Start of Exercise data

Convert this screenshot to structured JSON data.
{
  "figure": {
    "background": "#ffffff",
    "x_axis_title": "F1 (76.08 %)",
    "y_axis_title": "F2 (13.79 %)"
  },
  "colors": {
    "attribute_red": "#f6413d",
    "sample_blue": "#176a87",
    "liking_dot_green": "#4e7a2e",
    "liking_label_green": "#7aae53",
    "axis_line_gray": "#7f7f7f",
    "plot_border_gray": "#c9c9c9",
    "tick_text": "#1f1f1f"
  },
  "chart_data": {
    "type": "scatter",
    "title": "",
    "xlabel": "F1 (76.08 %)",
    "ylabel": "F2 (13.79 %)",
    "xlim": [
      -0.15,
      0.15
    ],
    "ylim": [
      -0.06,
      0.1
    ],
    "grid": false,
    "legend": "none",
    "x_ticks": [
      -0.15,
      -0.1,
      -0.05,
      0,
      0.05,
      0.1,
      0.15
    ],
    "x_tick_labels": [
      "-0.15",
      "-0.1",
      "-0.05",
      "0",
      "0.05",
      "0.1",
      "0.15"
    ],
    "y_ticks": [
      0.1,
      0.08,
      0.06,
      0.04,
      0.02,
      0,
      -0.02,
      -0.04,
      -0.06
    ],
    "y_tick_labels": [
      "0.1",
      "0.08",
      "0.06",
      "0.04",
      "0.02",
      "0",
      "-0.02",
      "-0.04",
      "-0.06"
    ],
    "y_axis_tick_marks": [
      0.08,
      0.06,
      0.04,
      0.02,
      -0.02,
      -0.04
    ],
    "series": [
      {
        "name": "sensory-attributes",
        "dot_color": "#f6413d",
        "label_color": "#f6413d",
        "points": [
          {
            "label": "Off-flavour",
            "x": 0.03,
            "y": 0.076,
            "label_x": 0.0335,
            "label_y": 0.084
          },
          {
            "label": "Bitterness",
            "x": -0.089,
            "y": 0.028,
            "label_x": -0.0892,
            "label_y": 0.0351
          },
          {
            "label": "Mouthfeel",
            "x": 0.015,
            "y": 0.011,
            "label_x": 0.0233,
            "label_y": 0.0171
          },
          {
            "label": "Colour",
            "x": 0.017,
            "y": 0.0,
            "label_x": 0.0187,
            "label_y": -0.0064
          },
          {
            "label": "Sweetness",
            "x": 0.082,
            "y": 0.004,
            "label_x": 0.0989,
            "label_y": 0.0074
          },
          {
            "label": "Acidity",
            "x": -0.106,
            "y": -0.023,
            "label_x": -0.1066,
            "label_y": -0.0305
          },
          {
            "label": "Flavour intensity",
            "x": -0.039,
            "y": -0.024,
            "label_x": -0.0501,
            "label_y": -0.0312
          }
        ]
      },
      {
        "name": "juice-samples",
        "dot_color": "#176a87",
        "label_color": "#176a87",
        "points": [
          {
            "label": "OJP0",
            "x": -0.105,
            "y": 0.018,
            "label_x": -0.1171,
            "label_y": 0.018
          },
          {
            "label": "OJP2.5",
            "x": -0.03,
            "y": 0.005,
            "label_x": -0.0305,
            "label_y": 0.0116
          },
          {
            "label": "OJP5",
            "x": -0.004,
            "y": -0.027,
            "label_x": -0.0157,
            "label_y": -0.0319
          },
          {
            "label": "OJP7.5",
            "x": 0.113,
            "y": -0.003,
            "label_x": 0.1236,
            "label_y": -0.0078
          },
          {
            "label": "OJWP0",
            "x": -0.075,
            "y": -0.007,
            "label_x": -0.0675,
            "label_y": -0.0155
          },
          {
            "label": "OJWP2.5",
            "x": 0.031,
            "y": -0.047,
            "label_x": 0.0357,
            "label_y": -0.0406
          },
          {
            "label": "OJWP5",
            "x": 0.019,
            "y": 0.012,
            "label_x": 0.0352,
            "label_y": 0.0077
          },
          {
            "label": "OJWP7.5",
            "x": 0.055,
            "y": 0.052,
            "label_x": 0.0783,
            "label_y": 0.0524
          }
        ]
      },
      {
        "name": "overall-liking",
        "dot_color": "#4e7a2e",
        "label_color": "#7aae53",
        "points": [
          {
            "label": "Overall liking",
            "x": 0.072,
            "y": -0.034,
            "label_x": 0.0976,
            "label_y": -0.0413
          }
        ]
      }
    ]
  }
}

End of Exercise data

= Given request =
Filter the records above for "name" and copy every matching line.

= Response =
        "name": "sensory-attributes",
        "name": "juice-samples",
        "name": "overall-liking",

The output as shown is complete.